WHAT NEEDS TO BE DONE |
Write the data out again exactly, with no pictures.

Stored data |
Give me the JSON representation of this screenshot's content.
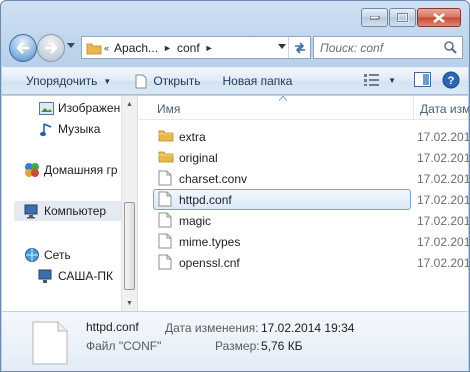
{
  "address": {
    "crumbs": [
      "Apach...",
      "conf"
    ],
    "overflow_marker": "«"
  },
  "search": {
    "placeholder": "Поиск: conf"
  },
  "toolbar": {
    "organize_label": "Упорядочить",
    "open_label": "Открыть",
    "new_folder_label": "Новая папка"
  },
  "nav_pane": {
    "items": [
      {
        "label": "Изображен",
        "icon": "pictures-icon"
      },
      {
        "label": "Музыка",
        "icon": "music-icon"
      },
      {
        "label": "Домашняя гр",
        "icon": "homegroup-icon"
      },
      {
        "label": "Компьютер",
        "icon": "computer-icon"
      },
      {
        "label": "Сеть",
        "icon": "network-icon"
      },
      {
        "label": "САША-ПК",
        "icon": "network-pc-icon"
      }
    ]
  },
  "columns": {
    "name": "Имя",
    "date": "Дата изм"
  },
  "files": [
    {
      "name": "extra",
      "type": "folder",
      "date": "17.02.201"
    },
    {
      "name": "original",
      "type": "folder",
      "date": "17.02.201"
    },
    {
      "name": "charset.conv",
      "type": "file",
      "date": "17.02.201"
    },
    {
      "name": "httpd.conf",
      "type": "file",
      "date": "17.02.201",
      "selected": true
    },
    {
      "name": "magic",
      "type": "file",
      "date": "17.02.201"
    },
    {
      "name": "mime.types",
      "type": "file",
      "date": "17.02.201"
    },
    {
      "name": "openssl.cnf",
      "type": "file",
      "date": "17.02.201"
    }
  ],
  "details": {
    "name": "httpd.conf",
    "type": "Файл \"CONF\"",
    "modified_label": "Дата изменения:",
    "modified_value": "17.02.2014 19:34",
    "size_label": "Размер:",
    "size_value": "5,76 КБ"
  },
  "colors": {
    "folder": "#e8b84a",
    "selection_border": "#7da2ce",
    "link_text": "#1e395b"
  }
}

WRITTEN RESPONSE |
Give me the JSON representation of this screenshot's content.
{
  "address": {
    "crumbs": [
      "Apach...",
      "conf"
    ],
    "overflow_marker": "«"
  },
  "search": {
    "placeholder": "Поиск: conf"
  },
  "toolbar": {
    "organize_label": "Упорядочить",
    "open_label": "Открыть",
    "new_folder_label": "Новая папка"
  },
  "nav_pane": {
    "items": [
      {
        "label": "Изображен",
        "icon": "pictures-icon"
      },
      {
        "label": "Музыка",
        "icon": "music-icon"
      },
      {
        "label": "Домашняя гр",
        "icon": "homegroup-icon"
      },
      {
        "label": "Компьютер",
        "icon": "computer-icon"
      },
      {
        "label": "Сеть",
        "icon": "network-icon"
      },
      {
        "label": "САША-ПК",
        "icon": "network-pc-icon"
      }
    ]
  },
  "columns": {
    "name": "Имя",
    "date": "Дата изм"
  },
  "files": [
    {
      "name": "extra",
      "type": "folder",
      "date": "17.02.201"
    },
    {
      "name": "original",
      "type": "folder",
      "date": "17.02.201"
    },
    {
      "name": "charset.conv",
      "type": "file",
      "date": "17.02.201"
    },
    {
      "name": "httpd.conf",
      "type": "file",
      "date": "17.02.201",
      "selected": true
    },
    {
      "name": "magic",
      "type": "file",
      "date": "17.02.201"
    },
    {
      "name": "mime.types",
      "type": "file",
      "date": "17.02.201"
    },
    {
      "name": "openssl.cnf",
      "type": "file",
      "date": "17.02.201"
    }
  ],
  "details": {
    "name": "httpd.conf",
    "type": "Файл \"CONF\"",
    "modified_label": "Дата изменения:",
    "modified_value": "17.02.2014 19:34",
    "size_label": "Размер:",
    "size_value": "5,76 КБ"
  },
  "colors": {
    "folder": "#e8b84a",
    "selection_border": "#7da2ce",
    "link_text": "#1e395b"
  }
}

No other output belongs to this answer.